### Saved data rows

::::

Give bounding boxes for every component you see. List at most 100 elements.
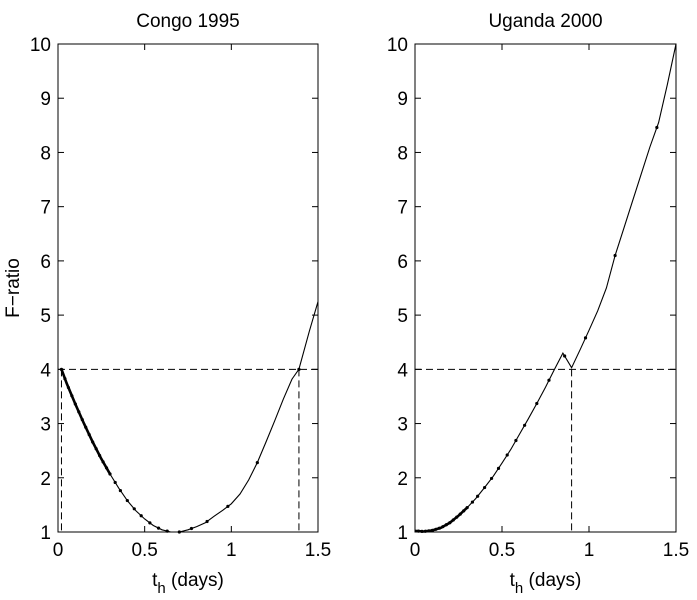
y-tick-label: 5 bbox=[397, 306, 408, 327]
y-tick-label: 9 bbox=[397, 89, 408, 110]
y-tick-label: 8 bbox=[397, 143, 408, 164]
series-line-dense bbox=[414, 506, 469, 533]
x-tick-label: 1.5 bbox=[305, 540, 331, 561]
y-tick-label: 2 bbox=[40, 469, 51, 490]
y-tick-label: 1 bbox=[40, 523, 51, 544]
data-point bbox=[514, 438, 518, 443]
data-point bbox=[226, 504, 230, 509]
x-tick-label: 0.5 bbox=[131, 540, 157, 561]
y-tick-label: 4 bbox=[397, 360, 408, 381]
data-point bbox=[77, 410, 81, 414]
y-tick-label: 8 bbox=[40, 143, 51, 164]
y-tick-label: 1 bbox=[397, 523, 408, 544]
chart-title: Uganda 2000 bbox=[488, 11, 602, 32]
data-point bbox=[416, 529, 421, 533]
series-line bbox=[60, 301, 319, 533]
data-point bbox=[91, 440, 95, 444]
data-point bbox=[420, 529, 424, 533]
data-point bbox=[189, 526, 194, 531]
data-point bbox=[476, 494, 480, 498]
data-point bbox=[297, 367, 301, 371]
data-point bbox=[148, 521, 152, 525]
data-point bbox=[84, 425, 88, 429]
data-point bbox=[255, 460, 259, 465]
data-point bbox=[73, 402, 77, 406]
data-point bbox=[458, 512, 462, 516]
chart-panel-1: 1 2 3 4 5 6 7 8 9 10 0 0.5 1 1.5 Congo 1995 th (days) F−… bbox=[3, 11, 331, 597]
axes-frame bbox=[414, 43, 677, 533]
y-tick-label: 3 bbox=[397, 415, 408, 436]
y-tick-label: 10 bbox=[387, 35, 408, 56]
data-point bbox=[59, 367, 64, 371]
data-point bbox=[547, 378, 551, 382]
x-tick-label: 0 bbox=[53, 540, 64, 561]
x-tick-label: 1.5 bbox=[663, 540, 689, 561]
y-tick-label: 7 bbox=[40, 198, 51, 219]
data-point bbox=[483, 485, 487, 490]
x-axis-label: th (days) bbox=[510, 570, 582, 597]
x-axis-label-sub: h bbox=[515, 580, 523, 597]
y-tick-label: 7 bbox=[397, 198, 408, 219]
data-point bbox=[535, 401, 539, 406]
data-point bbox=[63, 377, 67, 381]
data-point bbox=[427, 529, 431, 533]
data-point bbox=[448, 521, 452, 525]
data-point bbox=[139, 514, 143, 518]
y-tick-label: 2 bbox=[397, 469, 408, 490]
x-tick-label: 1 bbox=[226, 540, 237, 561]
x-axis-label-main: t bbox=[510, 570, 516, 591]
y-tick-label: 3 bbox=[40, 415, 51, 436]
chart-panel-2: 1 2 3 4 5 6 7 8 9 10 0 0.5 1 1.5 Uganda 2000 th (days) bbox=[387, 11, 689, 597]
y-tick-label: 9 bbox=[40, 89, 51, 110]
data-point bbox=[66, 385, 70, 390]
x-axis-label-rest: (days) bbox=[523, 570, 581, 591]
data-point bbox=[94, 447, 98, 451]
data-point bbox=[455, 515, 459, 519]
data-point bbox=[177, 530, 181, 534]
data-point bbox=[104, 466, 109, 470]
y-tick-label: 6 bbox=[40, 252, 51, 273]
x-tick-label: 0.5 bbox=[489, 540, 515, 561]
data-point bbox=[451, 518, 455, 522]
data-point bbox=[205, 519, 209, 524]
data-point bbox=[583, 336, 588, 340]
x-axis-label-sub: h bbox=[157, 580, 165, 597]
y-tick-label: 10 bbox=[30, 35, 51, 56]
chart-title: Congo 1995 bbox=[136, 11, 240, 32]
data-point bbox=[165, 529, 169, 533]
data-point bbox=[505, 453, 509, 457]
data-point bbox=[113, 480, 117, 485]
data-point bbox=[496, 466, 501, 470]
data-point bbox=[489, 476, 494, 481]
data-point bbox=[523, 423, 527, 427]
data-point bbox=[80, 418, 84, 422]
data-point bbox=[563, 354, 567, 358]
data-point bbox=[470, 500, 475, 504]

::::

### PROBLEM STATEMENT
Copy out every line of the rows above word for word, but leave out the pictures.

### WRITTEN SOLUTION
Give bounding boxes for every component you see. List at most 100 elements.
y-tick-label: 5 bbox=[397, 306, 408, 327]
y-tick-label: 9 bbox=[397, 89, 408, 110]
y-tick-label: 8 bbox=[397, 143, 408, 164]
series-line-dense bbox=[414, 506, 469, 533]
x-tick-label: 1.5 bbox=[305, 540, 331, 561]
y-tick-label: 2 bbox=[40, 469, 51, 490]
y-tick-label: 1 bbox=[40, 523, 51, 544]
data-point bbox=[514, 438, 518, 443]
data-point bbox=[226, 504, 230, 509]
x-tick-label: 0.5 bbox=[131, 540, 157, 561]
y-tick-label: 4 bbox=[397, 360, 408, 381]
data-point bbox=[77, 410, 81, 414]
y-tick-label: 8 bbox=[40, 143, 51, 164]
y-tick-label: 1 bbox=[397, 523, 408, 544]
chart-title: Uganda 2000 bbox=[488, 11, 602, 32]
data-point bbox=[416, 529, 421, 533]
series-line bbox=[60, 301, 319, 533]
data-point bbox=[91, 440, 95, 444]
data-point bbox=[420, 529, 424, 533]
data-point bbox=[189, 526, 194, 531]
data-point bbox=[476, 494, 480, 498]
data-point bbox=[297, 367, 301, 371]
data-point bbox=[148, 521, 152, 525]
data-point bbox=[84, 425, 88, 429]
data-point bbox=[255, 460, 259, 465]
data-point bbox=[73, 402, 77, 406]
data-point bbox=[458, 512, 462, 516]
chart-panel-1: 1 2 3 4 5 6 7 8 9 10 0 0.5 1 1.5 Congo 1995 th (days) F−… bbox=[3, 11, 331, 597]
axes-frame bbox=[414, 43, 677, 533]
y-tick-label: 3 bbox=[397, 415, 408, 436]
y-tick-label: 10 bbox=[387, 35, 408, 56]
data-point bbox=[59, 367, 64, 371]
data-point bbox=[547, 378, 551, 382]
x-tick-label: 0 bbox=[53, 540, 64, 561]
x-tick-label: 1.5 bbox=[663, 540, 689, 561]
y-tick-label: 7 bbox=[40, 198, 51, 219]
data-point bbox=[483, 485, 487, 490]
x-axis-label: th (days) bbox=[510, 570, 582, 597]
x-axis-label-sub: h bbox=[515, 580, 523, 597]
y-tick-label: 7 bbox=[397, 198, 408, 219]
data-point bbox=[535, 401, 539, 406]
data-point bbox=[63, 377, 67, 381]
data-point bbox=[427, 529, 431, 533]
data-point bbox=[448, 521, 452, 525]
data-point bbox=[139, 514, 143, 518]
y-tick-label: 2 bbox=[397, 469, 408, 490]
x-tick-label: 1 bbox=[226, 540, 237, 561]
x-axis-label-main: t bbox=[510, 570, 516, 591]
y-tick-label: 3 bbox=[40, 415, 51, 436]
chart-panel-2: 1 2 3 4 5 6 7 8 9 10 0 0.5 1 1.5 Uganda 2000 th (days) bbox=[387, 11, 689, 597]
y-tick-label: 9 bbox=[40, 89, 51, 110]
data-point bbox=[66, 385, 70, 390]
x-axis-label-rest: (days) bbox=[523, 570, 581, 591]
data-point bbox=[94, 447, 98, 451]
data-point bbox=[455, 515, 459, 519]
data-point bbox=[177, 530, 181, 534]
data-point bbox=[104, 466, 109, 470]
y-tick-label: 6 bbox=[40, 252, 51, 273]
x-tick-label: 0.5 bbox=[489, 540, 515, 561]
data-point bbox=[451, 518, 455, 522]
data-point bbox=[205, 519, 209, 524]
data-point bbox=[583, 336, 588, 340]
x-axis-label-sub: h bbox=[157, 580, 165, 597]
y-tick-label: 10 bbox=[30, 35, 51, 56]
chart-title: Congo 1995 bbox=[136, 11, 240, 32]
data-point bbox=[165, 529, 169, 533]
data-point bbox=[505, 453, 509, 457]
data-point bbox=[113, 480, 117, 485]
data-point bbox=[496, 466, 501, 470]
data-point bbox=[489, 476, 494, 481]
data-point bbox=[523, 423, 527, 427]
data-point bbox=[80, 418, 84, 422]
data-point bbox=[563, 354, 567, 358]
data-point bbox=[470, 500, 475, 504]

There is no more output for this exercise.